**WHAT NEEDS TO BE DONE:** Copy each line below in which the word "Errorless" occurs.
========
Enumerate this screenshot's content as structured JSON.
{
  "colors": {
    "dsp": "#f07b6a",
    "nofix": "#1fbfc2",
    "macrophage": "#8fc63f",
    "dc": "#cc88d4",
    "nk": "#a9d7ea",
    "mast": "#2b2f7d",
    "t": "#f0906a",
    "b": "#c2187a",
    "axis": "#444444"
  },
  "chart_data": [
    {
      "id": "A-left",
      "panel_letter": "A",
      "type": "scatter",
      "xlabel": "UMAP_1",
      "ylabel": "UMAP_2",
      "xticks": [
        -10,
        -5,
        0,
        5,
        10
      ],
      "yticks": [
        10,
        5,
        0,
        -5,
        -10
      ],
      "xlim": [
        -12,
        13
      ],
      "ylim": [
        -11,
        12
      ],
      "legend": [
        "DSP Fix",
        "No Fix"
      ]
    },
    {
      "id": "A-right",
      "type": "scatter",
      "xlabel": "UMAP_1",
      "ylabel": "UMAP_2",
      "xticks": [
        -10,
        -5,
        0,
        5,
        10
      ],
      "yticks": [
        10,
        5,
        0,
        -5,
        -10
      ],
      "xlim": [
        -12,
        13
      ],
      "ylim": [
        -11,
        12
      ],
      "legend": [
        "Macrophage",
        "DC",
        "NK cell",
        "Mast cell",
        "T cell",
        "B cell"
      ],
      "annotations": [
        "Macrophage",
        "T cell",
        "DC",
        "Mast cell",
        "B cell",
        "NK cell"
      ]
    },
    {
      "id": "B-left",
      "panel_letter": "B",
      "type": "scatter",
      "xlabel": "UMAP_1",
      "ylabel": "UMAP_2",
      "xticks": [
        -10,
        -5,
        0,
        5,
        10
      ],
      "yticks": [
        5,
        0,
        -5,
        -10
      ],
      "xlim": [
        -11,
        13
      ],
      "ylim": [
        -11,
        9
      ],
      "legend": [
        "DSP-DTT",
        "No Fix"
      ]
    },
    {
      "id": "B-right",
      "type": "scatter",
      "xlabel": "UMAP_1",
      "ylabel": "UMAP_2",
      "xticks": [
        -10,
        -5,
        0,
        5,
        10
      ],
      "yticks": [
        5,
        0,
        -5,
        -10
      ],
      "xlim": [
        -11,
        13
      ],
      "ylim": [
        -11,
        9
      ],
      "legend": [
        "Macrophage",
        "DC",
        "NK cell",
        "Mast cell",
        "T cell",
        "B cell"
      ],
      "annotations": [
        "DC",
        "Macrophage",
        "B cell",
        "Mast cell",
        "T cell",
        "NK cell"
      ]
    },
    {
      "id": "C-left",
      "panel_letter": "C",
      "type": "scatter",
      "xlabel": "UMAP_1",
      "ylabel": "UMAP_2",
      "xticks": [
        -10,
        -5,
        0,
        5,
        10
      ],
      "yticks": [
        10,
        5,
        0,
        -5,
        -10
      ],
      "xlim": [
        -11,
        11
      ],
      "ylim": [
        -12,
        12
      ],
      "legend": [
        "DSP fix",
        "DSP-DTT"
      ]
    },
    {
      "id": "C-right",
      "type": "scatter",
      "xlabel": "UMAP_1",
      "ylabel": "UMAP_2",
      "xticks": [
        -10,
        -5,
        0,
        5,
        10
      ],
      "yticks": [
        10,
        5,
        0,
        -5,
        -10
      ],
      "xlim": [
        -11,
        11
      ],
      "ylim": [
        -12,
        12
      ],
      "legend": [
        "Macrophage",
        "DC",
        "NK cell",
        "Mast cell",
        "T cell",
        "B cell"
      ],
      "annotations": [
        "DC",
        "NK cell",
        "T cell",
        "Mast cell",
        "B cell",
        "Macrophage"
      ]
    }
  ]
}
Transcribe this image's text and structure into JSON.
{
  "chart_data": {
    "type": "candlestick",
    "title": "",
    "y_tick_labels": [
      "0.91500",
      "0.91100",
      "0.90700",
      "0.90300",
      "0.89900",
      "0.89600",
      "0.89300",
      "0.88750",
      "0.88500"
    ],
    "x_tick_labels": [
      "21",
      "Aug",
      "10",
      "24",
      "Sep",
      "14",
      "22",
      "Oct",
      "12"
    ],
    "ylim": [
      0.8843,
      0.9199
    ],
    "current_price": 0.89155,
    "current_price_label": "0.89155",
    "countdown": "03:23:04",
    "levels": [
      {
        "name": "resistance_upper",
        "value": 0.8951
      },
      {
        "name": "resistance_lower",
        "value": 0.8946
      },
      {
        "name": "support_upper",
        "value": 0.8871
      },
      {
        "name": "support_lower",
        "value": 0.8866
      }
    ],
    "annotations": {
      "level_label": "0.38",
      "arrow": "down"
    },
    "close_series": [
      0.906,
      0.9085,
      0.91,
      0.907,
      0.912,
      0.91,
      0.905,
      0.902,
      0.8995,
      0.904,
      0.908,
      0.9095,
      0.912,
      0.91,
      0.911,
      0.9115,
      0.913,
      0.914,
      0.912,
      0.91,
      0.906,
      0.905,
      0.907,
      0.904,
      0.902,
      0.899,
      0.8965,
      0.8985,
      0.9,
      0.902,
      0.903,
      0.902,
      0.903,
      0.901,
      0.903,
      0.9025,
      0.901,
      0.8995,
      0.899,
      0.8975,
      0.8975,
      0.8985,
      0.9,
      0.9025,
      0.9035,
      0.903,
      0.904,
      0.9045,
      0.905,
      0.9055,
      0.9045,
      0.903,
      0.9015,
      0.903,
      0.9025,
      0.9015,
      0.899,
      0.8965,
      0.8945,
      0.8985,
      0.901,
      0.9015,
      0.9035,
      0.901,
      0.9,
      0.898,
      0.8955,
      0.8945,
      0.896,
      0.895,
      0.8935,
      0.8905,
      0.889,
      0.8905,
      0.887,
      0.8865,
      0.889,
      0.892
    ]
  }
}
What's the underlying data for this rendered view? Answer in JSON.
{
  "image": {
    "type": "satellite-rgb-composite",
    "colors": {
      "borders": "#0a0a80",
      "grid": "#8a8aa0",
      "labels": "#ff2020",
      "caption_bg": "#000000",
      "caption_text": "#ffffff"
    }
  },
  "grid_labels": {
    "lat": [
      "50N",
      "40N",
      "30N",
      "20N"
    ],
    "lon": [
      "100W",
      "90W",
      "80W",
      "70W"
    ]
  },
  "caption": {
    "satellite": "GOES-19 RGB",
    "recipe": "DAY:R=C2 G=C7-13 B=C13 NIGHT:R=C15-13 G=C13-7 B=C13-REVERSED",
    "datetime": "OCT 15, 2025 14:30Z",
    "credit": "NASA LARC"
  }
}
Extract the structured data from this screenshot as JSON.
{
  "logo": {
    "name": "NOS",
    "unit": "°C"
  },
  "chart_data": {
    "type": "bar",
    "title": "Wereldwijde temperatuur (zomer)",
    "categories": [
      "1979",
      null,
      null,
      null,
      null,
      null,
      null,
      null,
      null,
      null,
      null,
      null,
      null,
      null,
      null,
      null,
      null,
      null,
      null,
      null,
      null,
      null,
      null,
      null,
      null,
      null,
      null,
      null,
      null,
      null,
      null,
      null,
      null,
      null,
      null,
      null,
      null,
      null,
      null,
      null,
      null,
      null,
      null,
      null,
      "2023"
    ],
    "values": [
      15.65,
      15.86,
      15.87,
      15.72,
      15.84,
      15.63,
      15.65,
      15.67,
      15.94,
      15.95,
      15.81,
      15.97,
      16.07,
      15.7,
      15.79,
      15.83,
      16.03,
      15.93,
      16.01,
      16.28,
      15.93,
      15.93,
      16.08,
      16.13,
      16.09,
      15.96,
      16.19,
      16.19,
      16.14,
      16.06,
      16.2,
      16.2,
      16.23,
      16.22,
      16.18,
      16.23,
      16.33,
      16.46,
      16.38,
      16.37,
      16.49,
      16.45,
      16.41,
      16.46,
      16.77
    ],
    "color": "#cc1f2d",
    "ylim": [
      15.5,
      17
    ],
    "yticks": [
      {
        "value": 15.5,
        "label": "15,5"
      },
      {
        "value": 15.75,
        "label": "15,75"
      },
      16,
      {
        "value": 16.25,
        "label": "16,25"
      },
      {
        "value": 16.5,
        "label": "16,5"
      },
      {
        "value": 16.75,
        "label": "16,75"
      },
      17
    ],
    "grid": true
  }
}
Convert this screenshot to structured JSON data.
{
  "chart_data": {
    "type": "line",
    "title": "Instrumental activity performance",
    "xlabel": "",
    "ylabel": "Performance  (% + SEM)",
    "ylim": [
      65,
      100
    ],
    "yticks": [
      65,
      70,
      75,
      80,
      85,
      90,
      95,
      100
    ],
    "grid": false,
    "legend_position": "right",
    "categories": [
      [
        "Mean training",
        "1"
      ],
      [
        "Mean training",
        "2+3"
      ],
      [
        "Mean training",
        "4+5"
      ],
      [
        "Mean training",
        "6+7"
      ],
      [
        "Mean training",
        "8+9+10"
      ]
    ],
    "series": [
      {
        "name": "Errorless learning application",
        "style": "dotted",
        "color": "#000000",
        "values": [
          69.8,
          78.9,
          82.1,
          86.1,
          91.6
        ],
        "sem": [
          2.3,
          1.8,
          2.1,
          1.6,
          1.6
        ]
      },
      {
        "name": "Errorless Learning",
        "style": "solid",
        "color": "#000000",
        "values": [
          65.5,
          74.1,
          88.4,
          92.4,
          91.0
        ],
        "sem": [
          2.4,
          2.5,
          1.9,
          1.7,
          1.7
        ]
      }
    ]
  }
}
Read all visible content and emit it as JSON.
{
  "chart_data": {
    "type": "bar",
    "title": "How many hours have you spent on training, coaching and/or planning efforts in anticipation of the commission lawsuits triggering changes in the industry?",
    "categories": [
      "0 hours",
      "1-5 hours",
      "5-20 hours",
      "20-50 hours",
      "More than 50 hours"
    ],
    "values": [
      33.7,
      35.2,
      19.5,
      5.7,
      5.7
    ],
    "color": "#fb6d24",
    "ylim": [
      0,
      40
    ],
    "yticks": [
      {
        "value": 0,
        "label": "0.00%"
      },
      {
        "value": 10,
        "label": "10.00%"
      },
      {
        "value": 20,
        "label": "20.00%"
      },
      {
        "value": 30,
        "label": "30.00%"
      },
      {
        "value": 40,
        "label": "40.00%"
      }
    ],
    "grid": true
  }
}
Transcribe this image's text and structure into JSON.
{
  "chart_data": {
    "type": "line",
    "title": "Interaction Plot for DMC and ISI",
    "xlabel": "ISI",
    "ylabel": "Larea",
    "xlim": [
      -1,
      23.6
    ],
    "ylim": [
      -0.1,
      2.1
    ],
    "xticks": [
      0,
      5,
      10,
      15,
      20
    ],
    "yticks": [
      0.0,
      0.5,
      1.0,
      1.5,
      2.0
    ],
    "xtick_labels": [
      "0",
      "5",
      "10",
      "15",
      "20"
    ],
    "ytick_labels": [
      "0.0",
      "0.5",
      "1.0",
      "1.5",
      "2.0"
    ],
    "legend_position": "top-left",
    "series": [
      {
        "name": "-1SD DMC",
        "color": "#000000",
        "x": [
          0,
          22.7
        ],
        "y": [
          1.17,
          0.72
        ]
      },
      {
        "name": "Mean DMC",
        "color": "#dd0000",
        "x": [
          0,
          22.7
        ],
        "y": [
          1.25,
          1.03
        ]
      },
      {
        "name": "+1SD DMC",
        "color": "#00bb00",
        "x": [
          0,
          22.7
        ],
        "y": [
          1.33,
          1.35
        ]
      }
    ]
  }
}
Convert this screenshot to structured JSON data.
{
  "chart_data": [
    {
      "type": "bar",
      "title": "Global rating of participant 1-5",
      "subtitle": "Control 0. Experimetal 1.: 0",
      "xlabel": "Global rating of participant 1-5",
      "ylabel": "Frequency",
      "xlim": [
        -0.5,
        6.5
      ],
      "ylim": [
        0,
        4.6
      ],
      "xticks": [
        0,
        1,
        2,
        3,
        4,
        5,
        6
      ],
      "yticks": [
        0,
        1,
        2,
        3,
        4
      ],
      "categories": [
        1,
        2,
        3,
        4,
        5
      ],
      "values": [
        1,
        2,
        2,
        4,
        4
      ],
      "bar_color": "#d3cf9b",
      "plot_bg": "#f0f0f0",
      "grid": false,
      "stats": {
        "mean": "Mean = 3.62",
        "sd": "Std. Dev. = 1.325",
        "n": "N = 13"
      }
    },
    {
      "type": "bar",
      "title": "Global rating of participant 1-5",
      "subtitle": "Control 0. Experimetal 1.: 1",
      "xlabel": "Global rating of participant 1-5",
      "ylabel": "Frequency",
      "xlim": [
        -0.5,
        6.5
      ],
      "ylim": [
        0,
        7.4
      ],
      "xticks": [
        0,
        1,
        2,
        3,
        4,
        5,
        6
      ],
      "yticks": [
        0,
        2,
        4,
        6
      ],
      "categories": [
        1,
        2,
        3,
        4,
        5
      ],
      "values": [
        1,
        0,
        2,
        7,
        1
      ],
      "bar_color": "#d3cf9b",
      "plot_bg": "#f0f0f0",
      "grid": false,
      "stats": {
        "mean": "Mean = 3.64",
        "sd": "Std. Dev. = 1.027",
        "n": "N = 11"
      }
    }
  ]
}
========
**WORKED SOLUTION:**
        "name": "Errorless learning application",
        "name": "Errorless Learning",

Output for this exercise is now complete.